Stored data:
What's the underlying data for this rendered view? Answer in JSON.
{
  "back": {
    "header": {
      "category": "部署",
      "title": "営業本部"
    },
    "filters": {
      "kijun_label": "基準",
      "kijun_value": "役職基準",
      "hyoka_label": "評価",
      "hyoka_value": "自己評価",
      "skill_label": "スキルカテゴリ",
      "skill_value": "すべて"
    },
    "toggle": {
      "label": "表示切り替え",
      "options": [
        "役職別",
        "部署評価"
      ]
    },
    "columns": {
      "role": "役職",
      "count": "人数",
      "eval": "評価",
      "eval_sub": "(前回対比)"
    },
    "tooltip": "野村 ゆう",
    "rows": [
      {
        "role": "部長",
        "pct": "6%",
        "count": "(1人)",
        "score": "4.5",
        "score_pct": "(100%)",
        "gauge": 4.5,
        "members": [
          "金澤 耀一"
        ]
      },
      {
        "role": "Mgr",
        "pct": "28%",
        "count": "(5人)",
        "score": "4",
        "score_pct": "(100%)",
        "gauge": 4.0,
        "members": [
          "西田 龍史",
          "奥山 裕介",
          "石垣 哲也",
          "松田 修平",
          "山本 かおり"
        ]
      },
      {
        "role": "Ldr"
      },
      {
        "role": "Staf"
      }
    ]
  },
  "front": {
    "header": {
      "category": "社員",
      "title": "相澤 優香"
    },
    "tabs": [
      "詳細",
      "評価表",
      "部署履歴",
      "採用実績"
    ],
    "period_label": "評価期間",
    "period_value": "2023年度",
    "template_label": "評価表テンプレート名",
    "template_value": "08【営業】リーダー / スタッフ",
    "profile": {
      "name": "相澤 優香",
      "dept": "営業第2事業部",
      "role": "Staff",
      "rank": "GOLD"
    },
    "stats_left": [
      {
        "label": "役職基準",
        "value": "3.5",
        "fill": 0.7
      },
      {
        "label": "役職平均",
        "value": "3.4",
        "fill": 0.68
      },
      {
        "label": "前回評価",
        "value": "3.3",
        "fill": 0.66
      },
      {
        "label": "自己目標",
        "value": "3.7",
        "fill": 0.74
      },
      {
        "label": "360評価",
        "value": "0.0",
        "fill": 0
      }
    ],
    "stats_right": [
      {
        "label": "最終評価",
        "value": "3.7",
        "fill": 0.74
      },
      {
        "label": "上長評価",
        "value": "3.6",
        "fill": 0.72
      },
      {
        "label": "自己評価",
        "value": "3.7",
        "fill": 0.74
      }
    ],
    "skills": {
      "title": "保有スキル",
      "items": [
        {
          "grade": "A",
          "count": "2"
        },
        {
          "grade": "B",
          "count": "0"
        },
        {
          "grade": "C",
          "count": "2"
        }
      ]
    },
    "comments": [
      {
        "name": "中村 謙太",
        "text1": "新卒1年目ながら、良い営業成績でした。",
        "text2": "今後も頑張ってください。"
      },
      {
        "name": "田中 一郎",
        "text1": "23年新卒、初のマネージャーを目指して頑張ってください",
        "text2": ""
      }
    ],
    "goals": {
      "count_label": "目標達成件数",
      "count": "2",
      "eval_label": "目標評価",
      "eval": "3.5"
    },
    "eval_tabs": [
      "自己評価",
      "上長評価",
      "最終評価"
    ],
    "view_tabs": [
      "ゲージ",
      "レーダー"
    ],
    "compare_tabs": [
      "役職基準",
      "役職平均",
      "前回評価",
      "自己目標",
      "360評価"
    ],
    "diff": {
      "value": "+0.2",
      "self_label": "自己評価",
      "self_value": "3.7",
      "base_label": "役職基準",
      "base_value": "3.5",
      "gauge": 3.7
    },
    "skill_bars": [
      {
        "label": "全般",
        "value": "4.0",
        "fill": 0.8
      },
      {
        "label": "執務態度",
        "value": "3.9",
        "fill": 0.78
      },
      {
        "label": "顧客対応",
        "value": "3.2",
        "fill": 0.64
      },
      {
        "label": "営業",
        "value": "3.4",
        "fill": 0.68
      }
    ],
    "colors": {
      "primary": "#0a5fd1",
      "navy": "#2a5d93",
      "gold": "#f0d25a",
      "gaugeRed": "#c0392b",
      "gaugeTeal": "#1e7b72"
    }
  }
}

● Work instructions: Repeat back the data above, exact to the last character.

● Output:
What's the underlying data for this rendered view? Answer in JSON.
{
  "back": {
    "header": {
      "category": "部署",
      "title": "営業本部"
    },
    "filters": {
      "kijun_label": "基準",
      "kijun_value": "役職基準",
      "hyoka_label": "評価",
      "hyoka_value": "自己評価",
      "skill_label": "スキルカテゴリ",
      "skill_value": "すべて"
    },
    "toggle": {
      "label": "表示切り替え",
      "options": [
        "役職別",
        "部署評価"
      ]
    },
    "columns": {
      "role": "役職",
      "count": "人数",
      "eval": "評価",
      "eval_sub": "(前回対比)"
    },
    "tooltip": "野村 ゆう",
    "rows": [
      {
        "role": "部長",
        "pct": "6%",
        "count": "(1人)",
        "score": "4.5",
        "score_pct": "(100%)",
        "gauge": 4.5,
        "members": [
          "金澤 耀一"
        ]
      },
      {
        "role": "Mgr",
        "pct": "28%",
        "count": "(5人)",
        "score": "4",
        "score_pct": "(100%)",
        "gauge": 4.0,
        "members": [
          "西田 龍史",
          "奥山 裕介",
          "石垣 哲也",
          "松田 修平",
          "山本 かおり"
        ]
      },
      {
        "role": "Ldr"
      },
      {
        "role": "Staf"
      }
    ]
  },
  "front": {
    "header": {
      "category": "社員",
      "title": "相澤 優香"
    },
    "tabs": [
      "詳細",
      "評価表",
      "部署履歴",
      "採用実績"
    ],
    "period_label": "評価期間",
    "period_value": "2023年度",
    "template_label": "評価表テンプレート名",
    "template_value": "08【営業】リーダー / スタッフ",
    "profile": {
      "name": "相澤 優香",
      "dept": "営業第2事業部",
      "role": "Staff",
      "rank": "GOLD"
    },
    "stats_left": [
      {
        "label": "役職基準",
        "value": "3.5",
        "fill": 0.7
      },
      {
        "label": "役職平均",
        "value": "3.4",
        "fill": 0.68
      },
      {
        "label": "前回評価",
        "value": "3.3",
        "fill": 0.66
      },
      {
        "label": "自己目標",
        "value": "3.7",
        "fill": 0.74
      },
      {
        "label": "360評価",
        "value": "0.0",
        "fill": 0
      }
    ],
    "stats_right": [
      {
        "label": "最終評価",
        "value": "3.7",
        "fill": 0.74
      },
      {
        "label": "上長評価",
        "value": "3.6",
        "fill": 0.72
      },
      {
        "label": "自己評価",
        "value": "3.7",
        "fill": 0.74
      }
    ],
    "skills": {
      "title": "保有スキル",
      "items": [
        {
          "grade": "A",
          "count": "2"
        },
        {
          "grade": "B",
          "count": "0"
        },
        {
          "grade": "C",
          "count": "2"
        }
      ]
    },
    "comments": [
      {
        "name": "中村 謙太",
        "text1": "新卒1年目ながら、良い営業成績でした。",
        "text2": "今後も頑張ってください。"
      },
      {
        "name": "田中 一郎",
        "text1": "23年新卒、初のマネージャーを目指して頑張ってください",
        "text2": ""
      }
    ],
    "goals": {
      "count_label": "目標達成件数",
      "count": "2",
      "eval_label": "目標評価",
      "eval": "3.5"
    },
    "eval_tabs": [
      "自己評価",
      "上長評価",
      "最終評価"
    ],
    "view_tabs": [
      "ゲージ",
      "レーダー"
    ],
    "compare_tabs": [
      "役職基準",
      "役職平均",
      "前回評価",
      "自己目標",
      "360評価"
    ],
    "diff": {
      "value": "+0.2",
      "self_label": "自己評価",
      "self_value": "3.7",
      "base_label": "役職基準",
      "base_value": "3.5",
      "gauge": 3.7
    },
    "skill_bars": [
      {
        "label": "全般",
        "value": "4.0",
        "fill": 0.8
      },
      {
        "label": "執務態度",
        "value": "3.9",
        "fill": 0.78
      },
      {
        "label": "顧客対応",
        "value": "3.2",
        "fill": 0.64
      },
      {
        "label": "営業",
        "value": "3.4",
        "fill": 0.68
      }
    ],
    "colors": {
      "primary": "#0a5fd1",
      "navy": "#2a5d93",
      "gold": "#f0d25a",
      "gaugeRed": "#c0392b",
      "gaugeTeal": "#1e7b72"
    }
  }
}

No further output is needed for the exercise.